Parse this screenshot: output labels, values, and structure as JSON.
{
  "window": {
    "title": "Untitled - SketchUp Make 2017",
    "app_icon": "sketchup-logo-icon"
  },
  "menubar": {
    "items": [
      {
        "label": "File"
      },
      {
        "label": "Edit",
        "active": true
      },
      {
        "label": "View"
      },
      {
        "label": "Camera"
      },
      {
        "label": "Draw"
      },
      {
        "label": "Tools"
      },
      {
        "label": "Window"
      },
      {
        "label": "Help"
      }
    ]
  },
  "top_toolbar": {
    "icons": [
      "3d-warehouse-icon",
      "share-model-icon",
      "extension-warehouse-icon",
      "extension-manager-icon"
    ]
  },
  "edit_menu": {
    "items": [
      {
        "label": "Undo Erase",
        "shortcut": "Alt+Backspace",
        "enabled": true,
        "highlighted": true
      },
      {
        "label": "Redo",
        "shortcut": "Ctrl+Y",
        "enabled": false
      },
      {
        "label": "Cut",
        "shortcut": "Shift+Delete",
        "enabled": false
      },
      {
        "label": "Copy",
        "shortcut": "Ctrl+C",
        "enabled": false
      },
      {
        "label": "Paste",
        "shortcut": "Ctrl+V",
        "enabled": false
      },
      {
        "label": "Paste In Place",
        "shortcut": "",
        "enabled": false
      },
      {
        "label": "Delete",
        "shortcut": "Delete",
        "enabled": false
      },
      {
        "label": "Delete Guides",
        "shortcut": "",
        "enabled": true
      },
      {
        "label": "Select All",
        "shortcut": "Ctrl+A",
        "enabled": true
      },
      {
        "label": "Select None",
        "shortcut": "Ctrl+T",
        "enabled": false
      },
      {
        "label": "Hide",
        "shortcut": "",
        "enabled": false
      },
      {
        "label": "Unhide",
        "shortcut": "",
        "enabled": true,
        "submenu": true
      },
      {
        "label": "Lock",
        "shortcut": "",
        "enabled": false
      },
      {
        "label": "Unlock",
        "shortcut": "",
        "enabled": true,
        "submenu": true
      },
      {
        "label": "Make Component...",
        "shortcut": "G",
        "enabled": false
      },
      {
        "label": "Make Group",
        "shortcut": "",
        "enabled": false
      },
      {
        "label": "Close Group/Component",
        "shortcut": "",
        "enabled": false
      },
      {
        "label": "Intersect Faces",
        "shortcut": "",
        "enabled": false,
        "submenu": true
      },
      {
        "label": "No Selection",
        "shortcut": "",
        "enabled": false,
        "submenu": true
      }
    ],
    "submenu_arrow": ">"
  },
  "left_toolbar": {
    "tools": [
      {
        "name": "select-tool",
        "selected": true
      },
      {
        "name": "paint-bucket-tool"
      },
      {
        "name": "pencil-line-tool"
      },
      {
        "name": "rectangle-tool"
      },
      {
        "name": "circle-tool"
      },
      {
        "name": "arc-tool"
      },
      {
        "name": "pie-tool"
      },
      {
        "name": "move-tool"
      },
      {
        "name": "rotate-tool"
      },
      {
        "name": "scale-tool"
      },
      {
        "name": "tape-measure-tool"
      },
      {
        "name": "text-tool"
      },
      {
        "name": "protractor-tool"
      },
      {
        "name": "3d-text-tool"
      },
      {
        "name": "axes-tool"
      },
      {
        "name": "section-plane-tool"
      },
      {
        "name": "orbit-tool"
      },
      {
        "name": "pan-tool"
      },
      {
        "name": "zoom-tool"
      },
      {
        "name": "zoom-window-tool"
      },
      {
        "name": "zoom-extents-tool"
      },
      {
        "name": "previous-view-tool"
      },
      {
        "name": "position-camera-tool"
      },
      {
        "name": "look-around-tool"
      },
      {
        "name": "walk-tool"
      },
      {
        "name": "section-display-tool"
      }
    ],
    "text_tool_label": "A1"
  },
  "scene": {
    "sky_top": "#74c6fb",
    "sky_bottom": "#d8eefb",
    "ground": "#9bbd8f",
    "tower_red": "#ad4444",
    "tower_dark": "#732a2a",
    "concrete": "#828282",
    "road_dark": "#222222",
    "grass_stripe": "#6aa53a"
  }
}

----

#### Directive
Write out the whole listing again, exactly as it stands.

#### Final result
Parse this screenshot: output labels, values, and structure as JSON.
{
  "window": {
    "title": "Untitled - SketchUp Make 2017",
    "app_icon": "sketchup-logo-icon"
  },
  "menubar": {
    "items": [
      {
        "label": "File"
      },
      {
        "label": "Edit",
        "active": true
      },
      {
        "label": "View"
      },
      {
        "label": "Camera"
      },
      {
        "label": "Draw"
      },
      {
        "label": "Tools"
      },
      {
        "label": "Window"
      },
      {
        "label": "Help"
      }
    ]
  },
  "top_toolbar": {
    "icons": [
      "3d-warehouse-icon",
      "share-model-icon",
      "extension-warehouse-icon",
      "extension-manager-icon"
    ]
  },
  "edit_menu": {
    "items": [
      {
        "label": "Undo Erase",
        "shortcut": "Alt+Backspace",
        "enabled": true,
        "highlighted": true
      },
      {
        "label": "Redo",
        "shortcut": "Ctrl+Y",
        "enabled": false
      },
      {
        "label": "Cut",
        "shortcut": "Shift+Delete",
        "enabled": false
      },
      {
        "label": "Copy",
        "shortcut": "Ctrl+C",
        "enabled": false
      },
      {
        "label": "Paste",
        "shortcut": "Ctrl+V",
        "enabled": false
      },
      {
        "label": "Paste In Place",
        "shortcut": "",
        "enabled": false
      },
      {
        "label": "Delete",
        "shortcut": "Delete",
        "enabled": false
      },
      {
        "label": "Delete Guides",
        "shortcut": "",
        "enabled": true
      },
      {
        "label": "Select All",
        "shortcut": "Ctrl+A",
        "enabled": true
      },
      {
        "label": "Select None",
        "shortcut": "Ctrl+T",
        "enabled": false
      },
      {
        "label": "Hide",
        "shortcut": "",
        "enabled": false
      },
      {
        "label": "Unhide",
        "shortcut": "",
        "enabled": true,
        "submenu": true
      },
      {
        "label": "Lock",
        "shortcut": "",
        "enabled": false
      },
      {
        "label": "Unlock",
        "shortcut": "",
        "enabled": true,
        "submenu": true
      },
      {
        "label": "Make Component...",
        "shortcut": "G",
        "enabled": false
      },
      {
        "label": "Make Group",
        "shortcut": "",
        "enabled": false
      },
      {
        "label": "Close Group/Component",
        "shortcut": "",
        "enabled": false
      },
      {
        "label": "Intersect Faces",
        "shortcut": "",
        "enabled": false,
        "submenu": true
      },
      {
        "label": "No Selection",
        "shortcut": "",
        "enabled": false,
        "submenu": true
      }
    ],
    "submenu_arrow": ">"
  },
  "left_toolbar": {
    "tools": [
      {
        "name": "select-tool",
        "selected": true
      },
      {
        "name": "paint-bucket-tool"
      },
      {
        "name": "pencil-line-tool"
      },
      {
        "name": "rectangle-tool"
      },
      {
        "name": "circle-tool"
      },
      {
        "name": "arc-tool"
      },
      {
        "name": "pie-tool"
      },
      {
        "name": "move-tool"
      },
      {
        "name": "rotate-tool"
      },
      {
        "name": "scale-tool"
      },
      {
        "name": "tape-measure-tool"
      },
      {
        "name": "text-tool"
      },
      {
        "name": "protractor-tool"
      },
      {
        "name": "3d-text-tool"
      },
      {
        "name": "axes-tool"
      },
      {
        "name": "section-plane-tool"
      },
      {
        "name": "orbit-tool"
      },
      {
        "name": "pan-tool"
      },
      {
        "name": "zoom-tool"
      },
      {
        "name": "zoom-window-tool"
      },
      {
        "name": "zoom-extents-tool"
      },
      {
        "name": "previous-view-tool"
      },
      {
        "name": "position-camera-tool"
      },
      {
        "name": "look-around-tool"
      },
      {
        "name": "walk-tool"
      },
      {
        "name": "section-display-tool"
      }
    ],
    "text_tool_label": "A1"
  },
  "scene": {
    "sky_top": "#74c6fb",
    "sky_bottom": "#d8eefb",
    "ground": "#9bbd8f",
    "tower_red": "#ad4444",
    "tower_dark": "#732a2a",
    "concrete": "#828282",
    "road_dark": "#222222",
    "grass_stripe": "#6aa53a"
  }
}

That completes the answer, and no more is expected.